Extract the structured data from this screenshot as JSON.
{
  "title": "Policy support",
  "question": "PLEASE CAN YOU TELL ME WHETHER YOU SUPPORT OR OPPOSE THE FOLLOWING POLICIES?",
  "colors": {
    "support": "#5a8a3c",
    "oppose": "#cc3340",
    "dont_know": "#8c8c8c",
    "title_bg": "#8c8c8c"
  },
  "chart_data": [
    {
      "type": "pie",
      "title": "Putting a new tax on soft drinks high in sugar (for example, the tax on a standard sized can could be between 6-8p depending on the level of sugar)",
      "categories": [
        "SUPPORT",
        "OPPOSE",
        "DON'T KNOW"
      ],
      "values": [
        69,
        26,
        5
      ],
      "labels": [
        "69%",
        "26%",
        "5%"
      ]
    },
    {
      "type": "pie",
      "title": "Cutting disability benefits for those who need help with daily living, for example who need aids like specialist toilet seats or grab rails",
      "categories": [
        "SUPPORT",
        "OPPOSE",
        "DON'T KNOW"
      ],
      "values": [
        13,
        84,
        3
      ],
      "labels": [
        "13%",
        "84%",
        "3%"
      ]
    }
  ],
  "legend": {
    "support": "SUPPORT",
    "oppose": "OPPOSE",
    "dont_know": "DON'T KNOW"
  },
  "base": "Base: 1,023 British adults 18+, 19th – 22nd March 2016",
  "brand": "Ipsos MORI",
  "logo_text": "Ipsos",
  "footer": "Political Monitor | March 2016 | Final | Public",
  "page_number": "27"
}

• • •

# GOAL
Repeat every line of the data, exactly and in full.

# COMPLETE OUTPUT
Extract the structured data from this screenshot as JSON.
{
  "title": "Policy support",
  "question": "PLEASE CAN YOU TELL ME WHETHER YOU SUPPORT OR OPPOSE THE FOLLOWING POLICIES?",
  "colors": {
    "support": "#5a8a3c",
    "oppose": "#cc3340",
    "dont_know": "#8c8c8c",
    "title_bg": "#8c8c8c"
  },
  "chart_data": [
    {
      "type": "pie",
      "title": "Putting a new tax on soft drinks high in sugar (for example, the tax on a standard sized can could be between 6-8p depending on the level of sugar)",
      "categories": [
        "SUPPORT",
        "OPPOSE",
        "DON'T KNOW"
      ],
      "values": [
        69,
        26,
        5
      ],
      "labels": [
        "69%",
        "26%",
        "5%"
      ]
    },
    {
      "type": "pie",
      "title": "Cutting disability benefits for those who need help with daily living, for example who need aids like specialist toilet seats or grab rails",
      "categories": [
        "SUPPORT",
        "OPPOSE",
        "DON'T KNOW"
      ],
      "values": [
        13,
        84,
        3
      ],
      "labels": [
        "13%",
        "84%",
        "3%"
      ]
    }
  ],
  "legend": {
    "support": "SUPPORT",
    "oppose": "OPPOSE",
    "dont_know": "DON'T KNOW"
  },
  "base": "Base: 1,023 British adults 18+, 19th – 22nd March 2016",
  "brand": "Ipsos MORI",
  "logo_text": "Ipsos",
  "footer": "Political Monitor | March 2016 | Final | Public",
  "page_number": "27"
}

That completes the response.